■ **EXERCISES**:
1 - In the court opinion passage about the UMW strike against Boich, on what date did the Board issue the decision affirming the dismissal of Boich's complaint?
2 - Write the next part of the court opinion on the UMW strike against Boich, starting after its final sentence.

*** DOCUMENT PASSAGE Section Begins ***

On August 3,1989, the UMW called upon the employees of Boich to strike in support of the striking workers at Aloe. Boich asserted that this second strike was to prevent Boich from continuing its regular business with Aloe. On August 4, 1989, Boich filed an unfair labor practice charge against UMW, alleging that the strike violated §§ 8(b)(4)(i) and (ii)(B) of the Act because it constituted a primary strike against a neutral employer.

On March 22, 1990, after a full hearing, Administrative Law Judge Thomas A. Ricci rendered a decision and order finding that Boich and Aloe were a single or allied employer and that the UMW strike against Boich was a permissible extension of the original strike on Aloe. Pursuant to the finding that Boich was not a neutral employer, the AU dismissed Boich’s complaint. In its decision of February 27, 1991, the Board affirmed the AU’s findings and the dismissal of Boich’s complaint. In affirming the AU, the Board relied on evidence of common ownership and interrelation of operations.

On April 1, 1991, Boich appealed to this court.

II.

In reviewing the Board’s findings of fact and its application of the law to the facts, we adhere to the substantial evidence rule. Adair Standish Corp. v. N.L.R.B., 912 F.2d 854, 859 (6th Cir.1990). Evidence is *434 substantial if it is “ ‘adequate, in a reasonable mind, to uphold the decision.’ ” Id. (quoting N.L.R.B. v. Ohio Masonic Home, 892 F.2d 449, 451 (6th Cir.1989)).

Section 8(b)(4) of the Act, known as the secondary boycott section, makes it unlawful for a labor organization to picket or otherwise pressure an employer with whom it has no dispute. Newspaper & Mail Deliverers Union of New York (Gannet Co.), 271 N.L.R.B. 60, 67 (1984) (Newspaper & Mail Deliverers). See also N.L.R.B. v. Denver Building Trades Council, 341 U.S. 675, 692 (1951). The purpose of this statutory provision is to preserve the rights of employees to strike against their employers with whom they have a legitimate dispute, while protecting other neutral or secondary employers from becoming enmeshed in the dispute because they happen to conduct business with the employer being struck. Newspaper & Mail Deliverers, supra, 271 N.L.R.B. at 67. As a result, “the provision makes it unlawful to resort to a secondary boycott to injure the business of a third person who is ‘wholly unconcerned’ or ‘not involved in any way’ in the dispute between an employer and his employees.” Teamsters Local 50 (E.J. Dougherty Oil), 269 N.L.R.B. 170, 174 (1984) (quoting Teamsters Local 560 (Curtis Matheson), 248 N.L.R.B. 1212, 1213 (1980)).

*** DOCUMENT PASSAGE Section Ends ***
*** AVAILABLE DATA Section Begins ***

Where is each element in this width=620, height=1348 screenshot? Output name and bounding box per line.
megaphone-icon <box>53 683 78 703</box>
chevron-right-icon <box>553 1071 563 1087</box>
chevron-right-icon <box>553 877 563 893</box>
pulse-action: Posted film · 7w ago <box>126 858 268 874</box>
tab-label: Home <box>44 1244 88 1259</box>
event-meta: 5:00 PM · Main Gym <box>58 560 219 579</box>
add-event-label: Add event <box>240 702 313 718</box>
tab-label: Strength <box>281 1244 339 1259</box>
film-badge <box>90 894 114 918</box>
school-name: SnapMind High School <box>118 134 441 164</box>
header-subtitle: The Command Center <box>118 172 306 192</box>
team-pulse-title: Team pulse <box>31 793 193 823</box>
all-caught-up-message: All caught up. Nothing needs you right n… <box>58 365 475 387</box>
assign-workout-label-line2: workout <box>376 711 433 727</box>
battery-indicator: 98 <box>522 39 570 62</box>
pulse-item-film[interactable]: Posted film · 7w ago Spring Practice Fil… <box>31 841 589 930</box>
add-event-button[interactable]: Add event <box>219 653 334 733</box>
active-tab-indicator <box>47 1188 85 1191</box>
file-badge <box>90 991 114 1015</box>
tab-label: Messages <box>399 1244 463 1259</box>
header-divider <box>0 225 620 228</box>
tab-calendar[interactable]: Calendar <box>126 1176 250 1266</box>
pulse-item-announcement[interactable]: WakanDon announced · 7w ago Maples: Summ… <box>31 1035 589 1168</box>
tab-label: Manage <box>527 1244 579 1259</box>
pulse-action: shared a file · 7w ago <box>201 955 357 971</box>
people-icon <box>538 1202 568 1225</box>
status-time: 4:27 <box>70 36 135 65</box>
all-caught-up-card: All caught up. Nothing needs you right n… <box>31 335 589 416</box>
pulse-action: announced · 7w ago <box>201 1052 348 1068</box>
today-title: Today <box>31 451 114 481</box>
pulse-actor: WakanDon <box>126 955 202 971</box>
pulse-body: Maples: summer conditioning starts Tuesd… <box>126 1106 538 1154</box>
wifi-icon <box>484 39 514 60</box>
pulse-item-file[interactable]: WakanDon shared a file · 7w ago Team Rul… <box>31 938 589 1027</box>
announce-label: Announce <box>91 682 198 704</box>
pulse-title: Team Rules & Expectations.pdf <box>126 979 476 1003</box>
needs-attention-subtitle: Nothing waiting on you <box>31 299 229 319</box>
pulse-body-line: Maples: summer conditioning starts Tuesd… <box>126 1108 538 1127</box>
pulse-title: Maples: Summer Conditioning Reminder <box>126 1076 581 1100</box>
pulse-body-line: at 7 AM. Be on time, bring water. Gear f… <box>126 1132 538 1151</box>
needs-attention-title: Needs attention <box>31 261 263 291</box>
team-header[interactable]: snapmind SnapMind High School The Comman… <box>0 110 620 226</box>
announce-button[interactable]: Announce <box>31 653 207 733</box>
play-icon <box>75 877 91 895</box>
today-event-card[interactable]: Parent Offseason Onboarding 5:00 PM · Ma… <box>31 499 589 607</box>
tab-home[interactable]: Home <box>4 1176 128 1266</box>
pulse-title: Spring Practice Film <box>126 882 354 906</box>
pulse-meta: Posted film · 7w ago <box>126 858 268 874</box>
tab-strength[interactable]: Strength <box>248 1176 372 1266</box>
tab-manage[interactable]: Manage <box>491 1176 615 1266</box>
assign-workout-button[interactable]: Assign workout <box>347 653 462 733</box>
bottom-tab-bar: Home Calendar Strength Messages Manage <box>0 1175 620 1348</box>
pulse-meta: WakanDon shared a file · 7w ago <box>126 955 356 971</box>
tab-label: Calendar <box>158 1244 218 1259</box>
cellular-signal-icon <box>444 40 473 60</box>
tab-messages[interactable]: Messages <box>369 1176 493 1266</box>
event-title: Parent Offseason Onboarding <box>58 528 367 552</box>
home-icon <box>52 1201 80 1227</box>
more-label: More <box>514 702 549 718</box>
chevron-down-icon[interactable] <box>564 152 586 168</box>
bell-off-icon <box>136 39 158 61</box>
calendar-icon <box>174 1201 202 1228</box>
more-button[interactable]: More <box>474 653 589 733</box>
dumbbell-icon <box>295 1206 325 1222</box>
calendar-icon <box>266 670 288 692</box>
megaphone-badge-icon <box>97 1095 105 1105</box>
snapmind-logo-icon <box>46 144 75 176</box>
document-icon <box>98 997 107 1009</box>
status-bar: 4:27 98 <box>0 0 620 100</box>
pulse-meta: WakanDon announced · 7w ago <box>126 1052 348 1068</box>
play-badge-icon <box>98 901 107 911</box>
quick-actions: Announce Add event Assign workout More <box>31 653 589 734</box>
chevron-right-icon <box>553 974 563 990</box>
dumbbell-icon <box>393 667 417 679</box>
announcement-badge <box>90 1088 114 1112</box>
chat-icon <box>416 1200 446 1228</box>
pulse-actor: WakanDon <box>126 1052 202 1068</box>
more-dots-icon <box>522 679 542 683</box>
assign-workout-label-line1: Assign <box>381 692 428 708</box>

*** AVAILABLE DATA Section Ends ***

■ **ANSWERS TO THE EXERCISES**:
1 - February 27, 1991.

2 -
The Board, however, has held consistently that an otherwise neutral employer may lose this protection if that employer becomes somehow “allied” with the primary employer. Under this “ally doctrine”, a neutral employer may be stripped of its neutral status (1) if it performs “struck work” for the employer, i.e. work that it otherwise would not perform absent a strike, or (2) if the two employers become so closely entwined as to function essentially as a single entity. Newspaper & Mail Deliverers, supra, 271 N.L.R.B. at 67. In both instances, the union bears the burden of establishing that the two employers are allies under the Act. Id.

The Board and the courts have enunciated four criteria to determine whether two employers should be treated as a single entity: (1) common ownership; (2) common management; (3) centralized control of labor relations; and (4) interrelationship of operations. Id.; see also Teamsters Local 50 (E.J. Dougherty Oil), supra, 269 N.L.R.B. at 174; Carpenters District Council (Baxter Construction), 201 N.L.R.B. 23, 25-26 (1973). While not all factors need be present and no single factor bears overwhelming importance in the analysis, the Board has established a hierarchy among these factors:

“Of ‘paramount significance is the nature of day-to-day operations and of labor policies in the entities in question.’ Moreover, it is active rather than potential control which is significant. Indeed, even in the absence of common ownership, the Board will find separate but related employers not to be neutrals if they jointly control the labor relations of a group of employees.”